Gather every line holding the string "icon".
· · · · ·
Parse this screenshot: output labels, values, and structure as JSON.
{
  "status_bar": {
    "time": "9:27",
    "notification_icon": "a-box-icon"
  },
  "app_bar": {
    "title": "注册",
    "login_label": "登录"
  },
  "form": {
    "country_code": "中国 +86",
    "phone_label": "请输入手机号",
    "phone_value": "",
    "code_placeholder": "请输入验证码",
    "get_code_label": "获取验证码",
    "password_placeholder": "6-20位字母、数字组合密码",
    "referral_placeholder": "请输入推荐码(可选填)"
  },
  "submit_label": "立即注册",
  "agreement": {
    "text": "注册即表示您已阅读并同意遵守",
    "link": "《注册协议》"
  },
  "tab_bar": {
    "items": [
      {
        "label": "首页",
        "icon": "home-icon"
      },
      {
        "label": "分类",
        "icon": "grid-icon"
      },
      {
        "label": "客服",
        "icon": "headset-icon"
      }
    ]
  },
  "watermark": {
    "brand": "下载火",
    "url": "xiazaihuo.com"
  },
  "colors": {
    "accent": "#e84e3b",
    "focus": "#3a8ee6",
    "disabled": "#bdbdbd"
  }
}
· · · · ·
◆ **Task response**
    "notification_icon": "a-box-icon"
        "icon": "home-icon"
        "icon": "grid-icon"
        "icon": "headset-icon"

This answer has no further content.